• **OBJECTIVE**
Gather the lines that hold the string "primer".

++++++++++

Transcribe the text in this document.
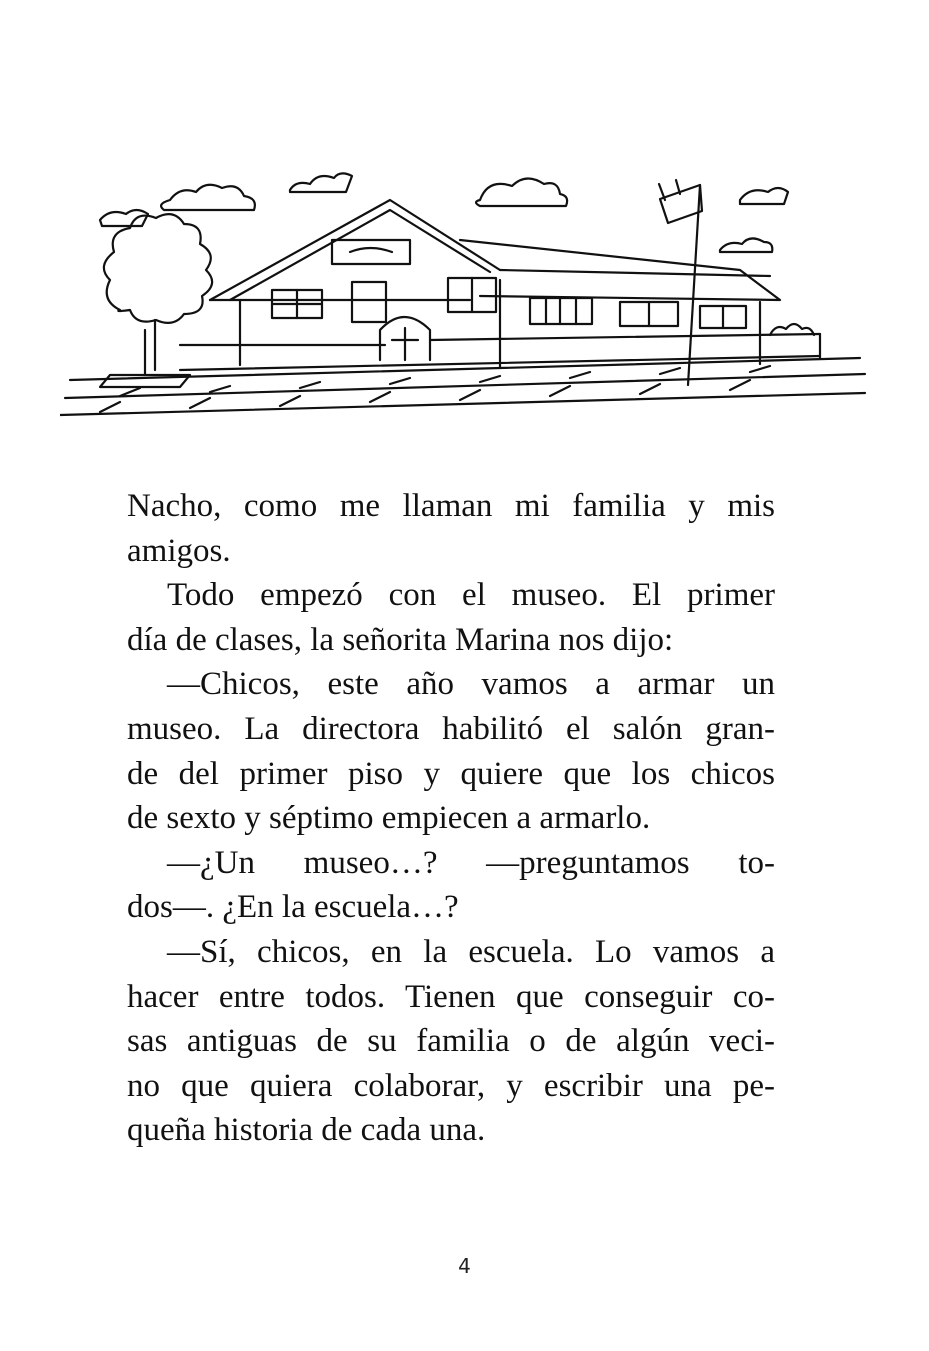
Nacho, como me llaman mi familia y mis
amigos.
Todo empezó con el museo. El primer
día de clases, la señorita Marina nos dijo:
—Chicos, este año vamos a armar un
museo. La directora habilitó el salón gran-
de del primer piso y quiere que los chicos
de sexto y séptimo empiecen a armarlo.
—¿Un museo…? —preguntamos to-
dos—. ¿En la escuela…?
—Sí, chicos, en la escuela. Lo vamos a
hacer entre todos. Tienen que conseguir co-
sas antiguas de su familia o de algún veci-
no que quiera colaborar, y escribir una pe-
queña historia de cada una.
4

++++++++++

• **COMPLETE RESPONSE**
Todo empezó con el museo. El primer
de del primer piso y quiere que los chicos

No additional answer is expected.